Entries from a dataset
━━━━━━━━━━━━━━━━━━━━━━━━━━━━━━
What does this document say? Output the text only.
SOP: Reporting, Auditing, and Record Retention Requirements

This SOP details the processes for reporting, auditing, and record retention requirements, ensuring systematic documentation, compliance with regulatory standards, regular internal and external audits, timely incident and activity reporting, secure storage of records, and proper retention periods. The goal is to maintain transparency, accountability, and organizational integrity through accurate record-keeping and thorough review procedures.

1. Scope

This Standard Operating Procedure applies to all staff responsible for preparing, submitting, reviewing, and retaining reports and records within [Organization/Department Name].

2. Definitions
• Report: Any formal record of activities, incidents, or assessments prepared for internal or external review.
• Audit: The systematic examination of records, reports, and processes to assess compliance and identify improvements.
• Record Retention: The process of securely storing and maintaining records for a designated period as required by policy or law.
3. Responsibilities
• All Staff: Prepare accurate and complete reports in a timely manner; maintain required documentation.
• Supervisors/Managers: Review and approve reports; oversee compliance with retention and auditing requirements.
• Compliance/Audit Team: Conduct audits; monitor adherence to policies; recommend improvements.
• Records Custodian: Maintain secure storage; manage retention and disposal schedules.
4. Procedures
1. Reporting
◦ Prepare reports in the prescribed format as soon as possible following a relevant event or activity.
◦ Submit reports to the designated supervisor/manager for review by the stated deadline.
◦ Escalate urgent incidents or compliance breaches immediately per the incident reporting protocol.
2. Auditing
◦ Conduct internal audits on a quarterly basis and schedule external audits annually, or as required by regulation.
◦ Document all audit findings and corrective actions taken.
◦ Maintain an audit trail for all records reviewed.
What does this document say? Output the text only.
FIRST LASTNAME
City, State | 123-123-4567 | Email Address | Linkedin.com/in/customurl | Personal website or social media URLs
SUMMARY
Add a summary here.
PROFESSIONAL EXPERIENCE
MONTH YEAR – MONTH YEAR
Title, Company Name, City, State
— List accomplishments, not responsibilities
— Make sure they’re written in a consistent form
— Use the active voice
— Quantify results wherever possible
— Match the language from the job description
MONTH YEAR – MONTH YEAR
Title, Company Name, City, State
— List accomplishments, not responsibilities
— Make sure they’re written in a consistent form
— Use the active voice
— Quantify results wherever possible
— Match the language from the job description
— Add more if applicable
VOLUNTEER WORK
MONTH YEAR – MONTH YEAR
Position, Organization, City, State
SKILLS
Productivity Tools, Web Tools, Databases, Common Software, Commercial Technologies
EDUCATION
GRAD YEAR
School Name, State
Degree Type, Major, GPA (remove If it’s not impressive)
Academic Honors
━━━━━━━━━━━━━━━━━━━━━━━━━━━━━━
WHAT NEEDS TO BE DONE: Retype every record above exactly as written.

EXPECTED OUTPUT:
What does this document say? Output the text only.
SOP: Reporting, Auditing, and Record Retention Requirements

This SOP details the processes for reporting, auditing, and record retention requirements, ensuring systematic documentation, compliance with regulatory standards, regular internal and external audits, timely incident and activity reporting, secure storage of records, and proper retention periods. The goal is to maintain transparency, accountability, and organizational integrity through accurate record-keeping and thorough review procedures.

1. Scope

This Standard Operating Procedure applies to all staff responsible for preparing, submitting, reviewing, and retaining reports and records within [Organization/Department Name].

2. Definitions
• Report: Any formal record of activities, incidents, or assessments prepared for internal or external review.
• Audit: The systematic examination of records, reports, and processes to assess compliance and identify improvements.
• Record Retention: The process of securely storing and maintaining records for a designated period as required by policy or law.
3. Responsibilities
• All Staff: Prepare accurate and complete reports in a timely manner; maintain required documentation.
• Supervisors/Managers: Review and approve reports; oversee compliance with retention and auditing requirements.
• Compliance/Audit Team: Conduct audits; monitor adherence to policies; recommend improvements.
• Records Custodian: Maintain secure storage; manage retention and disposal schedules.
4. Procedures
1. Reporting
◦ Prepare reports in the prescribed format as soon as possible following a relevant event or activity.
◦ Submit reports to the designated supervisor/manager for review by the stated deadline.
◦ Escalate urgent incidents or compliance breaches immediately per the incident reporting protocol.
2. Auditing
◦ Conduct internal audits on a quarterly basis and schedule external audits annually, or as required by regulation.
◦ Document all audit findings and corrective actions taken.
◦ Maintain an audit trail for all records reviewed.
What does this document say? Output the text only.
FIRST LASTNAME
City, State | 123-123-4567 | Email Address | Linkedin.com/in/customurl | Personal website or social media URLs
SUMMARY
Add a summary here.
PROFESSIONAL EXPERIENCE
MONTH YEAR – MONTH YEAR
Title, Company Name, City, State
— List accomplishments, not responsibilities
— Make sure they’re written in a consistent form
— Use the active voice
— Quantify results wherever possible
— Match the language from the job description
MONTH YEAR – MONTH YEAR
Title, Company Name, City, State
— List accomplishments, not responsibilities
— Make sure they’re written in a consistent form
— Use the active voice
— Quantify results wherever possible
— Match the language from the job description
— Add more if applicable
VOLUNTEER WORK
MONTH YEAR – MONTH YEAR
Position, Organization, City, State
SKILLS
Productivity Tools, Web Tools, Databases, Common Software, Commercial Technologies
EDUCATION
GRAD YEAR
School Name, State
Degree Type, Major, GPA (remove If it’s not impressive)
Academic Honors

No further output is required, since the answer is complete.